(Stored data)
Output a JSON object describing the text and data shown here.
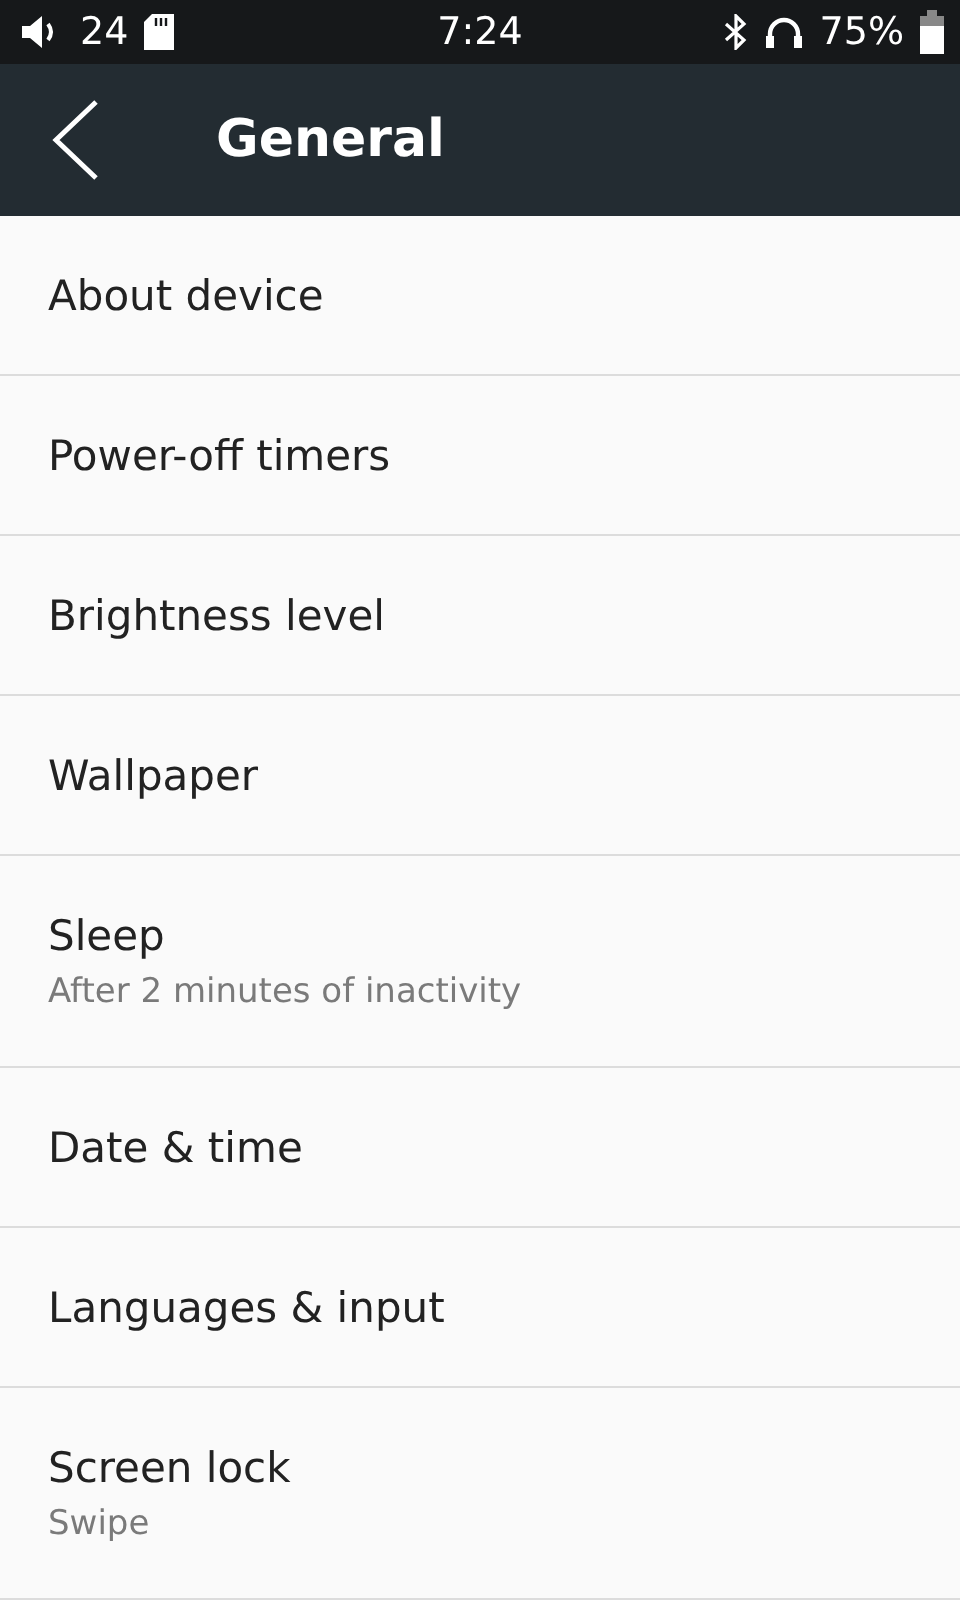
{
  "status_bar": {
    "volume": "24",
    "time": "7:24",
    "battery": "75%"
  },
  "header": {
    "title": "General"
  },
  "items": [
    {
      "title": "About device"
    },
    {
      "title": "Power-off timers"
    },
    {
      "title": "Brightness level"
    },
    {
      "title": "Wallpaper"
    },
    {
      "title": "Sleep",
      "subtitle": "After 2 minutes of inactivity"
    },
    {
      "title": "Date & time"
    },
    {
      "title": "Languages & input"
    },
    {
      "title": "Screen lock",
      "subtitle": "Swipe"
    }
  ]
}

» Task to carry out: Make a copy of each line that contains the string "subtitle".

» Exercise result:
      "subtitle": "After 2 minutes of inactivity"
      "subtitle": "Swipe"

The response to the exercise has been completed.